### EXCERPTED DATA ###
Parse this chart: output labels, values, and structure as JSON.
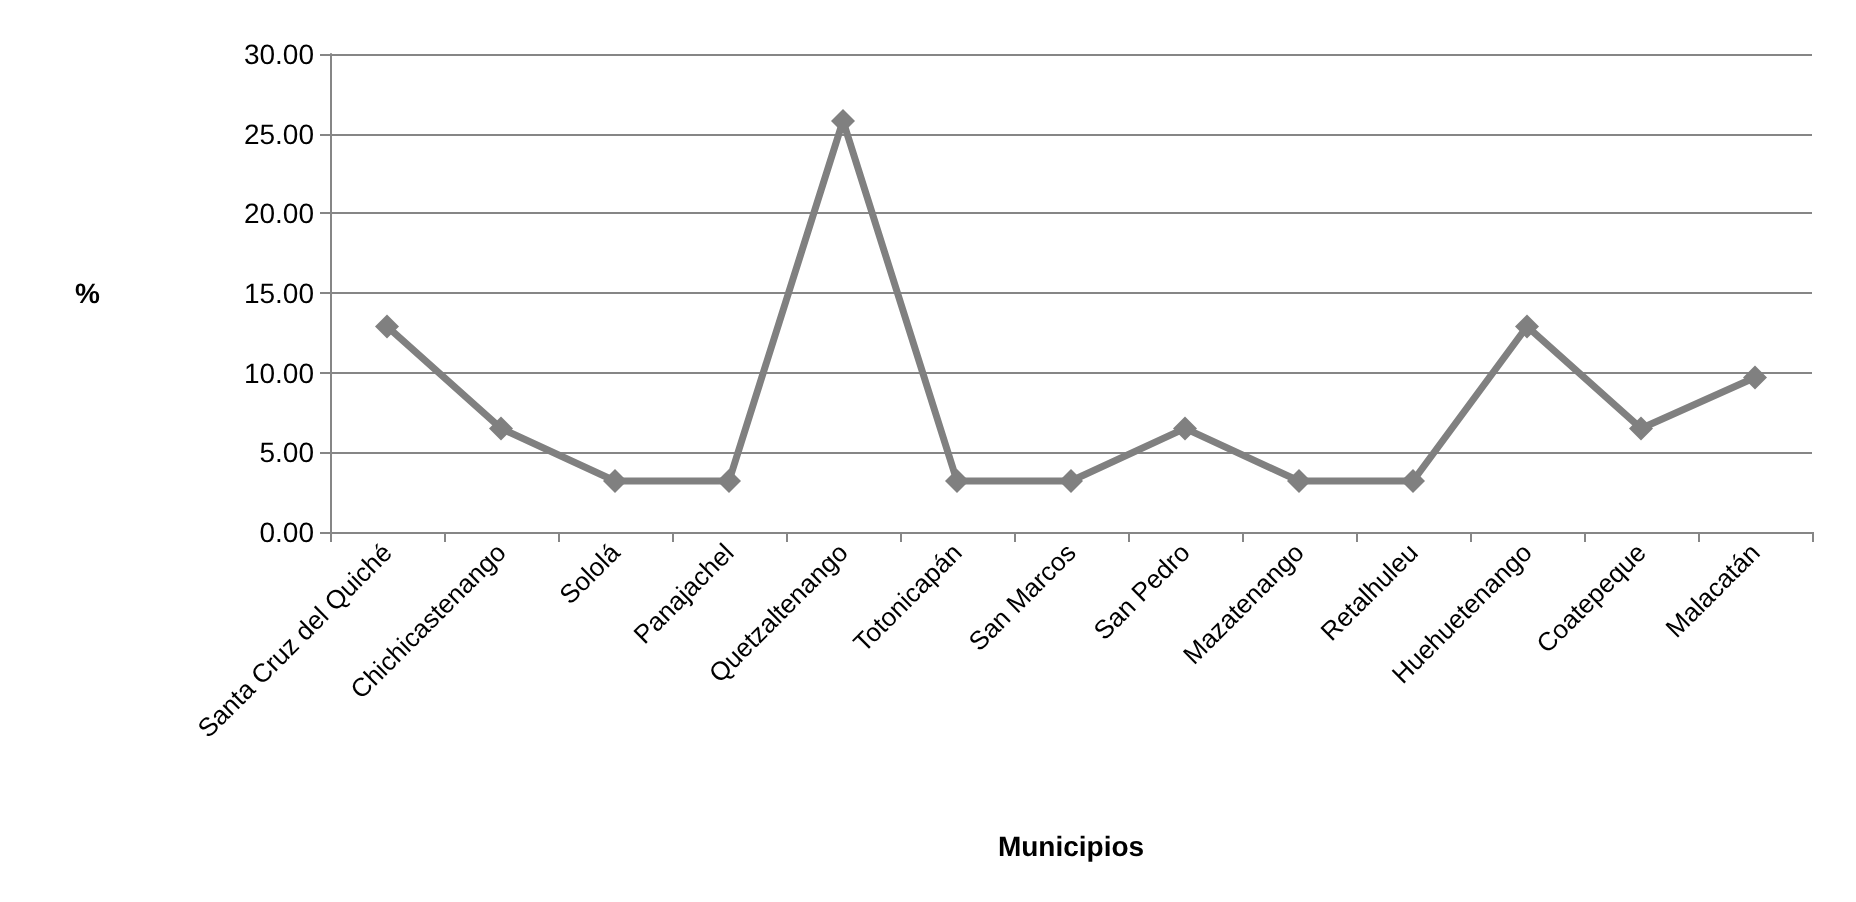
{
  "chart_data": {
    "type": "line",
    "xlabel": "Municipios",
    "ylabel": "%",
    "categories": [
      "Santa Cruz del Quiché",
      "Chichicastenango",
      "Sololá",
      "Panajachel",
      "Quetzaltenango",
      "Totonicapán",
      "San Marcos",
      "San Pedro",
      "Mazatenango",
      "Retalhuleu",
      "Huehuetenango",
      "Coatepeque",
      "Malacatán"
    ],
    "series": [
      {
        "color": "#808080",
        "values": [
          12.9,
          6.5,
          3.2,
          3.2,
          25.8,
          3.2,
          3.2,
          6.5,
          3.2,
          3.2,
          12.9,
          6.5,
          9.7
        ]
      }
    ],
    "ylim": [
      0,
      30
    ],
    "yticks": [
      {
        "value": 0,
        "label": "0.00"
      },
      {
        "value": 5,
        "label": "5.00"
      },
      {
        "value": 10,
        "label": "10.00"
      },
      {
        "value": 15,
        "label": "15.00"
      },
      {
        "value": 20,
        "label": "20.00"
      },
      {
        "value": 25,
        "label": "25.00"
      },
      {
        "value": 30,
        "label": "30.00"
      }
    ],
    "grid": "y",
    "marker": "diamond",
    "line_style": "solid"
  }
}
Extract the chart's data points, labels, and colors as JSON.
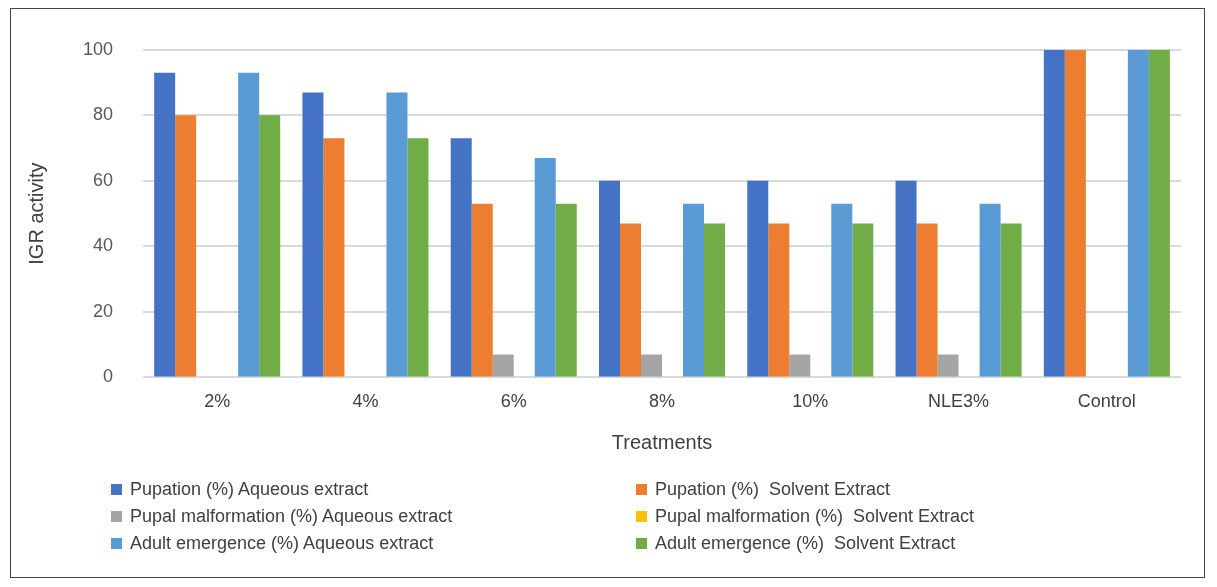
###
# [SHORT TASK]
Gather from the data above every line with the string "labels".

# [RESPONSE]
Parse this chart: output labels, values, and structure as JSON.
Extract the chart's data points, labels, and colors as JSON.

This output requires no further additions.